Dataset items

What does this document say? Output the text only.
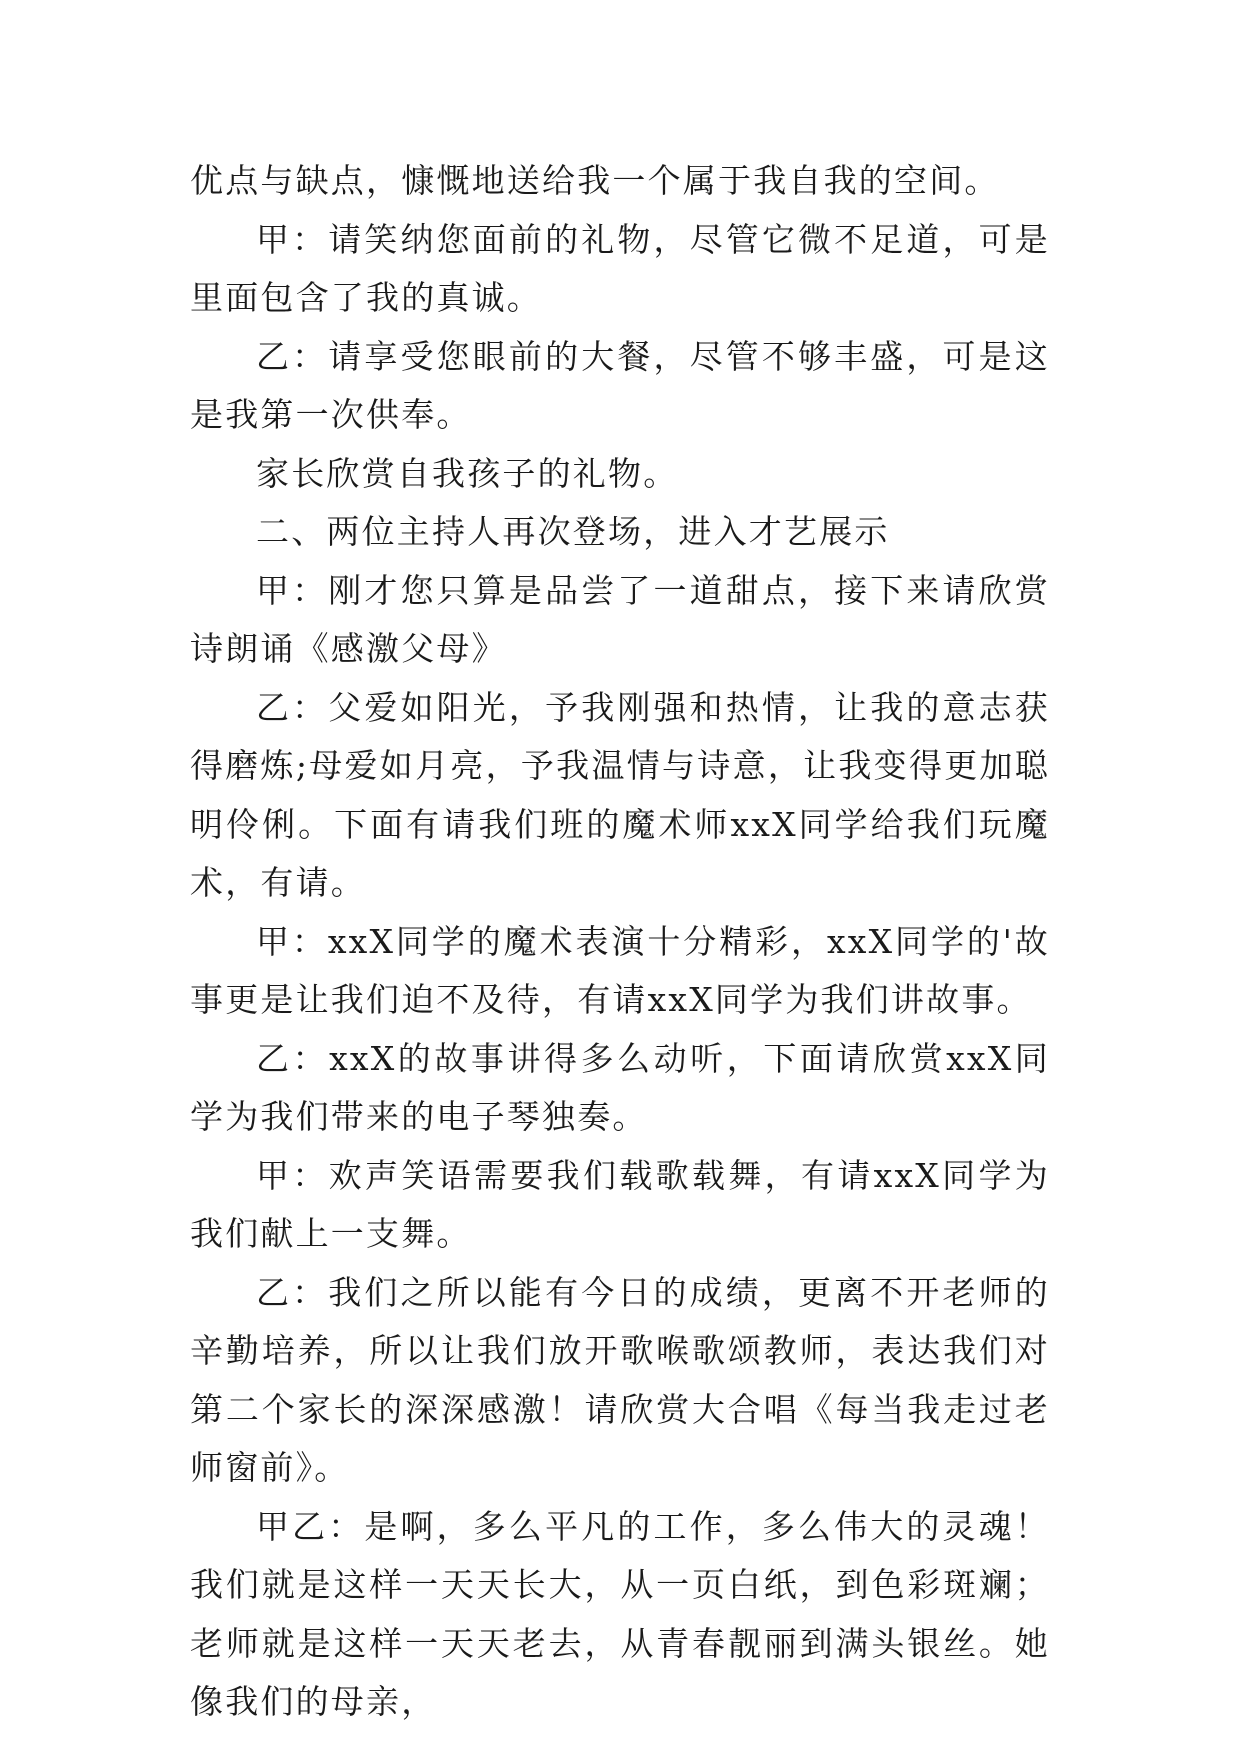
优点与缺点，慷慨地送给我一个属于我自我的空间。

甲：请笑纳您面前的礼物，尽管它微不足道，可是里面包含了我的真诚。

乙：请享受您眼前的大餐，尽管不够丰盛，可是这是我第一次供奉。

家长欣赏自我孩子的礼物。

二、两位主持人再次登场，进入才艺展示

甲：刚才您只算是品尝了一道甜点，接下来请欣赏诗朗诵《感激父母》

乙：父爱如阳光，予我刚强和热情，让我的意志获得磨炼;母爱如月亮，予我温情与诗意，让我变得更加聪明伶俐。下面有请我们班的魔术师xxX同学给我们玩魔术，有请。

甲：xxX同学的魔术表演十分精彩，xxX同学的'故事更是让我们迫不及待，有请xxX同学为我们讲故事。

乙：xxX的故事讲得多么动听，下面请欣赏xxX同学为我们带来的电子琴独奏。

甲：欢声笑语需要我们载歌载舞，有请xxX同学为我们献上一支舞。

乙：我们之所以能有今日的成绩，更离不开老师的辛勤培养，所以让我们放开歌喉歌颂教师，表达我们对第二个家长的深深感激！请欣赏大合唱《每当我走过老师窗前》。

甲乙：是啊，多么平凡的工作，多么伟大的灵魂！我们就是这样一天天长大，从一页白纸，到色彩斑斓；老师就是这样一天天老去，从青春靓丽到满头银丝。她像我们的母亲，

Task requirements » Omit the pictures, and quote the material above exactly as given.

Answer for this exercise »
What does this document say? Output the text only.
优点与缺点，慷慨地送给我一个属于我自我的空间。

甲：请笑纳您面前的礼物，尽管它微不足道，可是里面包含了我的真诚。

乙：请享受您眼前的大餐，尽管不够丰盛，可是这是我第一次供奉。

家长欣赏自我孩子的礼物。

二、两位主持人再次登场，进入才艺展示

甲：刚才您只算是品尝了一道甜点，接下来请欣赏诗朗诵《感激父母》

乙：父爱如阳光，予我刚强和热情，让我的意志获得磨炼;母爱如月亮，予我温情与诗意，让我变得更加聪明伶俐。下面有请我们班的魔术师xxX同学给我们玩魔术，有请。

甲：xxX同学的魔术表演十分精彩，xxX同学的'故事更是让我们迫不及待，有请xxX同学为我们讲故事。

乙：xxX的故事讲得多么动听，下面请欣赏xxX同学为我们带来的电子琴独奏。

甲：欢声笑语需要我们载歌载舞，有请xxX同学为我们献上一支舞。

乙：我们之所以能有今日的成绩，更离不开老师的辛勤培养，所以让我们放开歌喉歌颂教师，表达我们对第二个家长的深深感激！请欣赏大合唱《每当我走过老师窗前》。

甲乙：是啊，多么平凡的工作，多么伟大的灵魂！我们就是这样一天天长大，从一页白纸，到色彩斑斓；老师就是这样一天天老去，从青春靓丽到满头银丝。她像我们的母亲，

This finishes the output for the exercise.